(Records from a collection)
____________

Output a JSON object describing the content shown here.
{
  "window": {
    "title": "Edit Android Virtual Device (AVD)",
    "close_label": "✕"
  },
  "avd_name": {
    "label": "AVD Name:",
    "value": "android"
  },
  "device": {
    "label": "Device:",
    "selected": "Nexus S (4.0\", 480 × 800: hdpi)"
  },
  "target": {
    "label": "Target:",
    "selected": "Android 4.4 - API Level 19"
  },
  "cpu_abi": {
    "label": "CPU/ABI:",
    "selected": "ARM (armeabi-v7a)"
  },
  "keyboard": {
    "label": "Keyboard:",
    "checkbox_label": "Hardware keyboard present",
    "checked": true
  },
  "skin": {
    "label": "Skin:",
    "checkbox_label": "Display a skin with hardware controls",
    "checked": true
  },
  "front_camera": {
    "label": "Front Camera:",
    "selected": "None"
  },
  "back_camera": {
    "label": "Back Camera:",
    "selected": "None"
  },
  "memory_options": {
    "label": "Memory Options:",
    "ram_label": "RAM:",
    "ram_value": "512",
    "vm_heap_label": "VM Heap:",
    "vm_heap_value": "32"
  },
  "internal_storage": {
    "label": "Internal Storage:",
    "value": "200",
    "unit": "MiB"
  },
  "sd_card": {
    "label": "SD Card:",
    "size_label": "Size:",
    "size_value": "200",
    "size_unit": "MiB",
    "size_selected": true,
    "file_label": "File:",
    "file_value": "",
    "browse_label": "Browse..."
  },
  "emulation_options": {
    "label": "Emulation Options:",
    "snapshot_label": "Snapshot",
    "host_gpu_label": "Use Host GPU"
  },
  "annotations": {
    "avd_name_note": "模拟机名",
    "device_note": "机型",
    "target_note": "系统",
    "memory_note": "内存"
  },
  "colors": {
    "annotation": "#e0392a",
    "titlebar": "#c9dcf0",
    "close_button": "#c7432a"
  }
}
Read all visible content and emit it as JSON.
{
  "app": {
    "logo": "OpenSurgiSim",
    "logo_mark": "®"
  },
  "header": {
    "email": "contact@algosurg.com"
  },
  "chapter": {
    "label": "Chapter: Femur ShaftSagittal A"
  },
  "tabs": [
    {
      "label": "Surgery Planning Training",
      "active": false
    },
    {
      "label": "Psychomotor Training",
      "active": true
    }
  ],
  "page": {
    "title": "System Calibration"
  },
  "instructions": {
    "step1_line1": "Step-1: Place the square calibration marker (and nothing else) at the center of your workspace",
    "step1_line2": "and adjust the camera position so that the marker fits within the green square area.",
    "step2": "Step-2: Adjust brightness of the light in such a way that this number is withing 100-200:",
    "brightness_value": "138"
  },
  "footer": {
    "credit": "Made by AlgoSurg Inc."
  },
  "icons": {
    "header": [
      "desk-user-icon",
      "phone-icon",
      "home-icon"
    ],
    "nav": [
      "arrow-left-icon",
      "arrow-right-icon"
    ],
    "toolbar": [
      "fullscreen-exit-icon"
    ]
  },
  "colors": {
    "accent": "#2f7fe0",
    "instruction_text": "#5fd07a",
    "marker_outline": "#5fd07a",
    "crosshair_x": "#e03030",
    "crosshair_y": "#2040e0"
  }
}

____________

Task description: In the entries above, find each line with the string "that" and copy it.

Result for this task:
    "step1_line2": "and adjust the camera position so that the marker fits within the green square area.",
    "step2": "Step-2: Adjust brightness of the light in such a way that this number is withing 100-200:",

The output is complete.